> **Instructions for the task**: Omit every image, and transcribe the remaining entries exactly as given.

> **Extracted records**:

* begin *

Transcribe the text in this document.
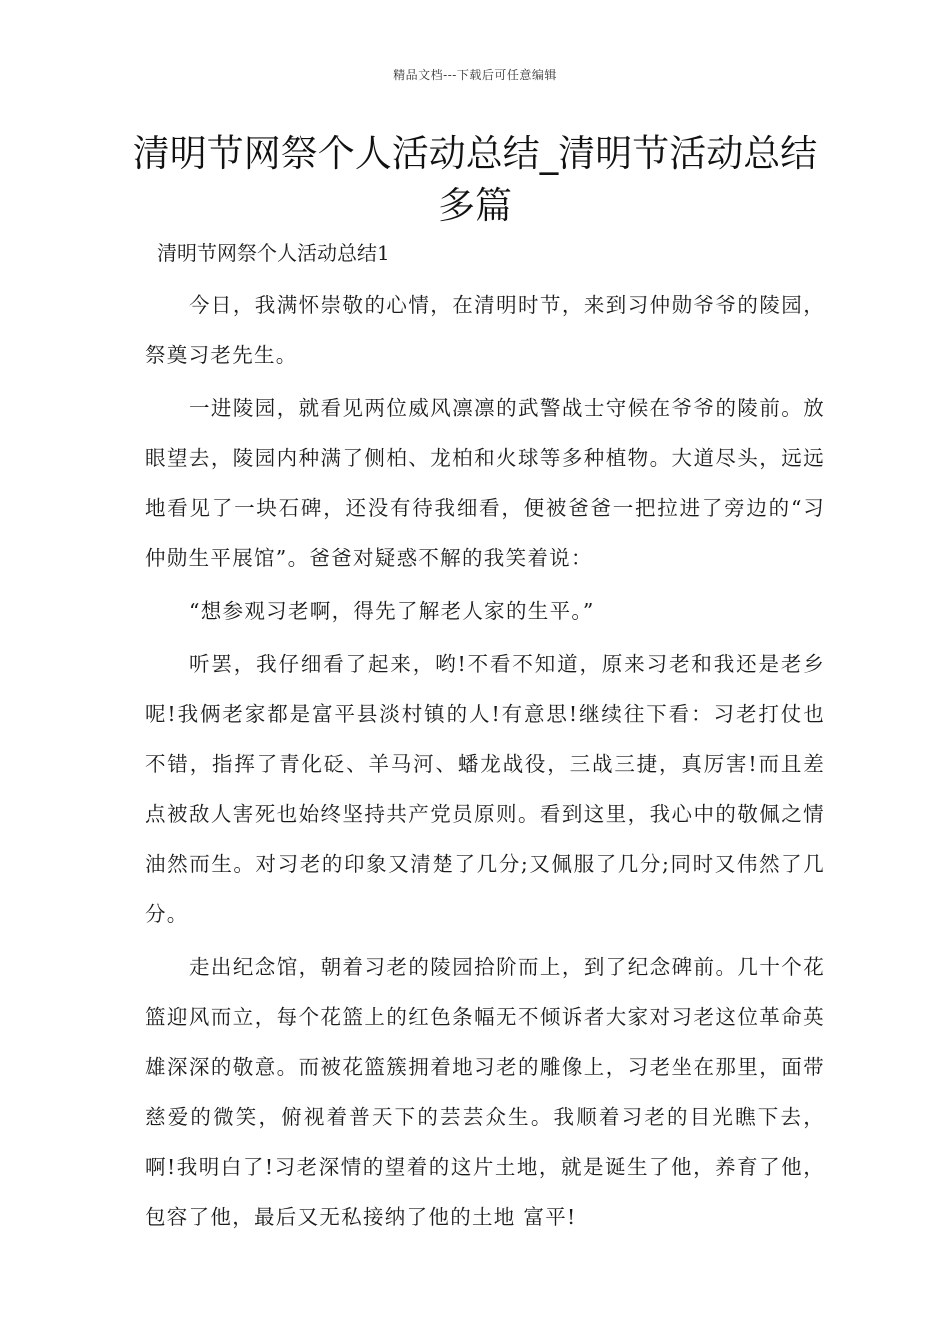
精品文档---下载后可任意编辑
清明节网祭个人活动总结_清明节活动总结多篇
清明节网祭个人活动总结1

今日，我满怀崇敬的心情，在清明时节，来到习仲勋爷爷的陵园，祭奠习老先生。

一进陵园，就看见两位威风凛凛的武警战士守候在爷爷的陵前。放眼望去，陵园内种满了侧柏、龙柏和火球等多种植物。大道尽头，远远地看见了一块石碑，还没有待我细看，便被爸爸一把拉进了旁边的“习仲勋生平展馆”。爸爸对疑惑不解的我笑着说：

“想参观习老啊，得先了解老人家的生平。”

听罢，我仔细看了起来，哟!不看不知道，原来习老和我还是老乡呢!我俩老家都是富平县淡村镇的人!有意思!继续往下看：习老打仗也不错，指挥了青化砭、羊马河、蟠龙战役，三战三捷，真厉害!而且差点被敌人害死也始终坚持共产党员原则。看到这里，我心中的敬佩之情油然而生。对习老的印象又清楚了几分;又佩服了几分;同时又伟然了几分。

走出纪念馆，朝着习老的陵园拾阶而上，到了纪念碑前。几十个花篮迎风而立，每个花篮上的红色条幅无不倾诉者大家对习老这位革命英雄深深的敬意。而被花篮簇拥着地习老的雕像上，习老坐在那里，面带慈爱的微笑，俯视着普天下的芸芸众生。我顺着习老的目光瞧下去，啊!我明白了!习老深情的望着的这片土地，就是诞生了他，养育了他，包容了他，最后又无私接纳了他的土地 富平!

* end *

> **Answer for this exercise**:
Transcribe the text in this document.
精品文档---下载后可任意编辑
清明节网祭个人活动总结_清明节活动总结多篇
清明节网祭个人活动总结1

今日，我满怀崇敬的心情，在清明时节，来到习仲勋爷爷的陵园，祭奠习老先生。

一进陵园，就看见两位威风凛凛的武警战士守候在爷爷的陵前。放眼望去，陵园内种满了侧柏、龙柏和火球等多种植物。大道尽头，远远地看见了一块石碑，还没有待我细看，便被爸爸一把拉进了旁边的“习仲勋生平展馆”。爸爸对疑惑不解的我笑着说：

“想参观习老啊，得先了解老人家的生平。”

听罢，我仔细看了起来，哟!不看不知道，原来习老和我还是老乡呢!我俩老家都是富平县淡村镇的人!有意思!继续往下看：习老打仗也不错，指挥了青化砭、羊马河、蟠龙战役，三战三捷，真厉害!而且差点被敌人害死也始终坚持共产党员原则。看到这里，我心中的敬佩之情油然而生。对习老的印象又清楚了几分;又佩服了几分;同时又伟然了几分。

走出纪念馆，朝着习老的陵园拾阶而上，到了纪念碑前。几十个花篮迎风而立，每个花篮上的红色条幅无不倾诉者大家对习老这位革命英雄深深的敬意。而被花篮簇拥着地习老的雕像上，习老坐在那里，面带慈爱的微笑，俯视着普天下的芸芸众生。我顺着习老的目光瞧下去，啊!我明白了!习老深情的望着的这片土地，就是诞生了他，养育了他，包容了他，最后又无私接纳了他的土地 富平!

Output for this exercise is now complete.